Records that describe figures:
↓
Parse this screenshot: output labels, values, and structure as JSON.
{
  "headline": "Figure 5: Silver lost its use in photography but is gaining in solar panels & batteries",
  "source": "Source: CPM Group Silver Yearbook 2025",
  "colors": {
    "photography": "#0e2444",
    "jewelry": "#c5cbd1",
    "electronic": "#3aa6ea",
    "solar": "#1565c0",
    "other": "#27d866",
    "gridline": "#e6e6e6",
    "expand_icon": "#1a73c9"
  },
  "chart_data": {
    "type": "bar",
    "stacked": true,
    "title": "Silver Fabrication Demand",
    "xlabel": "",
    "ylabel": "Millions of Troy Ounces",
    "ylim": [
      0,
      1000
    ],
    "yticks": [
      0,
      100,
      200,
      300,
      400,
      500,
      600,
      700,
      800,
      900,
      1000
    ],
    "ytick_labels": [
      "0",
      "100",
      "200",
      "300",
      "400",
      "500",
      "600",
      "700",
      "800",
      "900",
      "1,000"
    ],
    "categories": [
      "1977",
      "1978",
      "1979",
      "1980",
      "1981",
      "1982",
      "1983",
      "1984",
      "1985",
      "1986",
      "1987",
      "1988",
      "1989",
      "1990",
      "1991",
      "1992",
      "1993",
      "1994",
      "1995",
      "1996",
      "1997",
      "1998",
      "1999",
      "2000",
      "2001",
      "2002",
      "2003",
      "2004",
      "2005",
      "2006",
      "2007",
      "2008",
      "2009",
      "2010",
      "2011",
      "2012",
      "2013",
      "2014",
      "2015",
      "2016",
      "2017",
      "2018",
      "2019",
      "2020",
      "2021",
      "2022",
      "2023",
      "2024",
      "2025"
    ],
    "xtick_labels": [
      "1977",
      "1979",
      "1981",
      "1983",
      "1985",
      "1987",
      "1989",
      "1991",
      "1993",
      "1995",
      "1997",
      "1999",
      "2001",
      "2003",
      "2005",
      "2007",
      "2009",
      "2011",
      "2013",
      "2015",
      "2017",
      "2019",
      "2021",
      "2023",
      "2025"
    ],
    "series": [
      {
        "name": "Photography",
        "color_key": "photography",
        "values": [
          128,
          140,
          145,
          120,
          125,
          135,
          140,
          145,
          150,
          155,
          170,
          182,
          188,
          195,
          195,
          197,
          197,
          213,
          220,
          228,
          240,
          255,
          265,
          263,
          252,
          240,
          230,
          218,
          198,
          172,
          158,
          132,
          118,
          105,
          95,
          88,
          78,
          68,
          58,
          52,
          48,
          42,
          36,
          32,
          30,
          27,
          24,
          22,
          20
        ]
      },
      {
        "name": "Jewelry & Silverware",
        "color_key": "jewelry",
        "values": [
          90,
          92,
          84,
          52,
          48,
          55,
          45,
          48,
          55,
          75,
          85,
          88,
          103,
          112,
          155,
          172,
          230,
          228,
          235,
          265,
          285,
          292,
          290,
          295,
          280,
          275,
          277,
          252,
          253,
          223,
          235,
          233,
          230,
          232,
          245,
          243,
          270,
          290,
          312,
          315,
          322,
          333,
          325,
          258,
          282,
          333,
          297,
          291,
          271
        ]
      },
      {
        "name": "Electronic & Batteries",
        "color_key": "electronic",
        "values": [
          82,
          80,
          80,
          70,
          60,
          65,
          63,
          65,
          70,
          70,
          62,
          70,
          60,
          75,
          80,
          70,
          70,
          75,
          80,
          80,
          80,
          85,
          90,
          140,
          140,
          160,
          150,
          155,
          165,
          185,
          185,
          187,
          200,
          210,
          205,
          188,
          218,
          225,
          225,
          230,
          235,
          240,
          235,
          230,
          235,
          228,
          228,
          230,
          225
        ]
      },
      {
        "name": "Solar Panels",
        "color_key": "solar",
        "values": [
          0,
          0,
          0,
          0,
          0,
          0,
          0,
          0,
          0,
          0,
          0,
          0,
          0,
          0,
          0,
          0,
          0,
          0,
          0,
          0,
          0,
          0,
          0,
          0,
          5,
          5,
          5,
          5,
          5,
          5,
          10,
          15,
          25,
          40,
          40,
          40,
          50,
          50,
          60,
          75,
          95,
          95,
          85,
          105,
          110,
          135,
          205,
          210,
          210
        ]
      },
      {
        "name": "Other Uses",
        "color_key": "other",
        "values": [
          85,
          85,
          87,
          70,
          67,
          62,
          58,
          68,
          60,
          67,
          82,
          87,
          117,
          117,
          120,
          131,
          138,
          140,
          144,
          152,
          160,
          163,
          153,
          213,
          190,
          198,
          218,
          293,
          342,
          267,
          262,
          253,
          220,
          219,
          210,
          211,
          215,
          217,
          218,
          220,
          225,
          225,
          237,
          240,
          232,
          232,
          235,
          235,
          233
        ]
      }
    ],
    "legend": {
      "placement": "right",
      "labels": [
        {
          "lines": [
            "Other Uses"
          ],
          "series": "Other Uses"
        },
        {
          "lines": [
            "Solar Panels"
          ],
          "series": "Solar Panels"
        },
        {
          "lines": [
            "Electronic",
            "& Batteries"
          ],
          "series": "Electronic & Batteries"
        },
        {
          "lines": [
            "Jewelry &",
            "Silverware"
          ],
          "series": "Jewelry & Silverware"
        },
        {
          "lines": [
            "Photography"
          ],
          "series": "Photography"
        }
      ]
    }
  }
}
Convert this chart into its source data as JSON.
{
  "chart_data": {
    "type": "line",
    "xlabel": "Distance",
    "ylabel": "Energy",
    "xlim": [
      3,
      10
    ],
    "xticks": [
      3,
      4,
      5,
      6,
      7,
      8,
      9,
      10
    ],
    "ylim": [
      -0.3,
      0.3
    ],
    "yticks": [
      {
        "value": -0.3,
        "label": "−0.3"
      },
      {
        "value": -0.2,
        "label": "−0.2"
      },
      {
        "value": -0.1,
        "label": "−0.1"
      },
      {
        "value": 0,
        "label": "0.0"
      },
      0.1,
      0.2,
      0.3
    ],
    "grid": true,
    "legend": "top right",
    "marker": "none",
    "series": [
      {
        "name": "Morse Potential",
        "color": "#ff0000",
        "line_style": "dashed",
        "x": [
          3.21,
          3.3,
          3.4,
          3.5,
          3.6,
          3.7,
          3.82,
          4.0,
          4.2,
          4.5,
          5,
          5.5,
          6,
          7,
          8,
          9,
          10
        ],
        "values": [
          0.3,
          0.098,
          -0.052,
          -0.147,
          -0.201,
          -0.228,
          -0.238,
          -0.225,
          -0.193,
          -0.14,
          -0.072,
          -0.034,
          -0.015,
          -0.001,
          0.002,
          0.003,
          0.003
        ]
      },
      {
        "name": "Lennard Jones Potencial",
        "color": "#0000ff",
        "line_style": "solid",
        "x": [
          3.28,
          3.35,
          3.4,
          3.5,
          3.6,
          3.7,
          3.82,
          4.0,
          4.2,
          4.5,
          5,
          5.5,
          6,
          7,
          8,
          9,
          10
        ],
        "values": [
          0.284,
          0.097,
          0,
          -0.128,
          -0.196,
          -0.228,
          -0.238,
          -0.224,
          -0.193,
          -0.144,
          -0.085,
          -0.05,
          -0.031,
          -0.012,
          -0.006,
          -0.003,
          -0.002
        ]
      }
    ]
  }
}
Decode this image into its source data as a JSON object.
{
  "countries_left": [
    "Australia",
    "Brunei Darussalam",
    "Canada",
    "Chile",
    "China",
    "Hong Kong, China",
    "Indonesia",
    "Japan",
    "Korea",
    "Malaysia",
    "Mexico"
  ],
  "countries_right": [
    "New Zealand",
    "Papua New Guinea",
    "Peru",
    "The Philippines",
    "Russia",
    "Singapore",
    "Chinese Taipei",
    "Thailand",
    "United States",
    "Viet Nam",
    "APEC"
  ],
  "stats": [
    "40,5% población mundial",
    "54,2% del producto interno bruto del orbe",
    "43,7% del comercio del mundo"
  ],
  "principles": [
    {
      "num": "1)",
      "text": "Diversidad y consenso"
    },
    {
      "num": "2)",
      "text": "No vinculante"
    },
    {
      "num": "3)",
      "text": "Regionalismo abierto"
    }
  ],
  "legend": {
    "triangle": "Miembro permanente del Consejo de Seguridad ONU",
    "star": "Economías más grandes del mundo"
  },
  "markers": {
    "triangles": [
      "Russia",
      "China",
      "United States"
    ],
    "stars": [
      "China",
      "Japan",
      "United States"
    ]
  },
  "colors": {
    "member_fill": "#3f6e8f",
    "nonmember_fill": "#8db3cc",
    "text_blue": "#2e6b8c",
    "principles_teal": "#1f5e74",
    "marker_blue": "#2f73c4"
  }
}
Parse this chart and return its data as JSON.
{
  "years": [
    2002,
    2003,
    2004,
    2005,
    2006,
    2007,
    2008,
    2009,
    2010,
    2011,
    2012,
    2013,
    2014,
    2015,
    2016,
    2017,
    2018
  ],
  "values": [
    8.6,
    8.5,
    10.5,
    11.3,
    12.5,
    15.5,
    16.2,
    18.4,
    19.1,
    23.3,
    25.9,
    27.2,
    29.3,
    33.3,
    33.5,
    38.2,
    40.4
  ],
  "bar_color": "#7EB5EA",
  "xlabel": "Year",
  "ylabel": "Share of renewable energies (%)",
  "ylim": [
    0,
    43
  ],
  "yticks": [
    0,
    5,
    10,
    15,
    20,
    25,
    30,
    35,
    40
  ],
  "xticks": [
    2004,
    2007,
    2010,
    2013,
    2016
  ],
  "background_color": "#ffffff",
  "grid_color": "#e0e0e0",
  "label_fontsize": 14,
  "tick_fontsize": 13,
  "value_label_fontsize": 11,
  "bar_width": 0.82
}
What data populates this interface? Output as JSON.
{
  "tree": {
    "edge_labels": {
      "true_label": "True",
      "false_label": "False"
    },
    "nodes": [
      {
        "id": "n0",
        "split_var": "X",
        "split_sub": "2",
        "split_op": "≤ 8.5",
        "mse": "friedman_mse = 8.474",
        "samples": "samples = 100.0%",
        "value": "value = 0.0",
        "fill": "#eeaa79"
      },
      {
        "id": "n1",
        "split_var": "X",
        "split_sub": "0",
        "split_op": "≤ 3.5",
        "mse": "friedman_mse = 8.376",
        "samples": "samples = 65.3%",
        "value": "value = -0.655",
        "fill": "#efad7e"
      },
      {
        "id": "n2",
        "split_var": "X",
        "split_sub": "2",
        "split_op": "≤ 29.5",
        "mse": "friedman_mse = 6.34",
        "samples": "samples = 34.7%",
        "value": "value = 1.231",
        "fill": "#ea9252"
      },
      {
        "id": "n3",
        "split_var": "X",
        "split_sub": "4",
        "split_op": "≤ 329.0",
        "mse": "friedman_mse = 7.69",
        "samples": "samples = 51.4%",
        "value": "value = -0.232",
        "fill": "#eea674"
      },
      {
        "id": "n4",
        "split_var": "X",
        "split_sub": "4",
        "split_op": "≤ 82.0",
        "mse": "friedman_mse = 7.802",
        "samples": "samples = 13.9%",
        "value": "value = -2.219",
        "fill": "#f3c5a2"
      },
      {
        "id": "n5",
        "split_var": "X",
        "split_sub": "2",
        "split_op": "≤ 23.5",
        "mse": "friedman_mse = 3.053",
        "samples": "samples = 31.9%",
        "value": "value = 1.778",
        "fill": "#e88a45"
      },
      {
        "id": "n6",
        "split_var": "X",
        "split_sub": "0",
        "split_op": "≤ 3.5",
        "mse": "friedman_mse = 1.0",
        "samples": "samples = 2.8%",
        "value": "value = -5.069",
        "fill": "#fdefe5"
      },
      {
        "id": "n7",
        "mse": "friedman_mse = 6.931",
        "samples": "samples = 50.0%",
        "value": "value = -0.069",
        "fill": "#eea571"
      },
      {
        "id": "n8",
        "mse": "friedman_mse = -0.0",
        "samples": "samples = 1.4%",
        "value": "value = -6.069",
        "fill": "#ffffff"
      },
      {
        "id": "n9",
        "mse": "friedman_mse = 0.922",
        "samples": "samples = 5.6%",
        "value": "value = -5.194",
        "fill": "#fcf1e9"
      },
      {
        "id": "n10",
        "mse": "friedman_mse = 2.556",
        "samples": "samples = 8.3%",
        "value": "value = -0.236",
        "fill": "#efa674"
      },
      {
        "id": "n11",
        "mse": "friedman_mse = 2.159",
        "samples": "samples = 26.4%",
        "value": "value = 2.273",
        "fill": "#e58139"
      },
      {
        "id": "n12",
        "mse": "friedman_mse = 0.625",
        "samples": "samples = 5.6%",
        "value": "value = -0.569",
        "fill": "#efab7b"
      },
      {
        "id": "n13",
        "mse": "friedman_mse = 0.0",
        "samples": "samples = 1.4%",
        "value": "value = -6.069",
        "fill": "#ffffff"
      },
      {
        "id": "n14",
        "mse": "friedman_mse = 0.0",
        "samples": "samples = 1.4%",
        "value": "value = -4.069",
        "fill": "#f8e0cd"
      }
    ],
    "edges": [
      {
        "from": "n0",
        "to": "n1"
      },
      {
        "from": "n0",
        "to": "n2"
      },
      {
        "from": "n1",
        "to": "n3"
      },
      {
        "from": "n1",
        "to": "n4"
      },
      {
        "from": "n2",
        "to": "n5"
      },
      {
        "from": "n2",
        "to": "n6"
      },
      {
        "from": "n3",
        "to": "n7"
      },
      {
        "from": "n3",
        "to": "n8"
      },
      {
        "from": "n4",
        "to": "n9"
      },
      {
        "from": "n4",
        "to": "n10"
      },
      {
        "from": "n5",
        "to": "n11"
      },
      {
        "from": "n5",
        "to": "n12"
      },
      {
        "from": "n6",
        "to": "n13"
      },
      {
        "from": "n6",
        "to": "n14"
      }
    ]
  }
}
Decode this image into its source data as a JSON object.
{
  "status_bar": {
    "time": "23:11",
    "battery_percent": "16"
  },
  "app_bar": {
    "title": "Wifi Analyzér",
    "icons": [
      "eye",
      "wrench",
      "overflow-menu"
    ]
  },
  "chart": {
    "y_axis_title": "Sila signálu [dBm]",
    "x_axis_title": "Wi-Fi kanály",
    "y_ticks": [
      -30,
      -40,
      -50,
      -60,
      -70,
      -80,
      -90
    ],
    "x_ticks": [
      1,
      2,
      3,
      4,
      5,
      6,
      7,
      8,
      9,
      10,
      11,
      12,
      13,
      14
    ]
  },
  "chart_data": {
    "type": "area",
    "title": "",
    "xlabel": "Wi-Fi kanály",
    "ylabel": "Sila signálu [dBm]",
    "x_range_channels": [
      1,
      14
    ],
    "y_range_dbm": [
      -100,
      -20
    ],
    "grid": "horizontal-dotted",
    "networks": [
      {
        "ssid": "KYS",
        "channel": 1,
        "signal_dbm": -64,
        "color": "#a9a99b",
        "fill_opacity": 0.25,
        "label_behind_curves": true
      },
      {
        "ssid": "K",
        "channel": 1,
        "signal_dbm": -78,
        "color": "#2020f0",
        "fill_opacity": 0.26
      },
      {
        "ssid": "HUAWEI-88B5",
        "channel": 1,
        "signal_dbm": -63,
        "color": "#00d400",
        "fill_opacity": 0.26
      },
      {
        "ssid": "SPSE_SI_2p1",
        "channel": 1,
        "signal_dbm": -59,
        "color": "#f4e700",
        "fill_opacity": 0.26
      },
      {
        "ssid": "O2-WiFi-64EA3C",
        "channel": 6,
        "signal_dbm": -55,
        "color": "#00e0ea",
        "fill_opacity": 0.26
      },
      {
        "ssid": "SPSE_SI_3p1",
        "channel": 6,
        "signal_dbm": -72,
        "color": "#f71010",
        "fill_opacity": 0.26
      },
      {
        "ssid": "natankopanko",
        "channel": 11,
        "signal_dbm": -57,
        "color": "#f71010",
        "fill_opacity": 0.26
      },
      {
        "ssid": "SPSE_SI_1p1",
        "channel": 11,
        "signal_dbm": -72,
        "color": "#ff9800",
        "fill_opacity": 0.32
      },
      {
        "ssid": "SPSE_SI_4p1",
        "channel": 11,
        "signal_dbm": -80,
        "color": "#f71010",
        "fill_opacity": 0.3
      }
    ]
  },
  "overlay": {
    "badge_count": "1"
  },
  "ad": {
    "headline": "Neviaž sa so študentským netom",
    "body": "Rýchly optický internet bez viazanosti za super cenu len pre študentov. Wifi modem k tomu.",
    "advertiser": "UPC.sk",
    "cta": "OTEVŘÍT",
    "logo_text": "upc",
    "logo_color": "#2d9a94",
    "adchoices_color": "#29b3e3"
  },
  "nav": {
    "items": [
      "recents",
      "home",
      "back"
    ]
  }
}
↑
Out of the material above, select every line that holds the string "Sila".

• SOLUTION FOR THIS EXERCISE:
    "y_axis_title": "Sila signálu [dBm]",
    "ylabel": "Sila signálu [dBm]",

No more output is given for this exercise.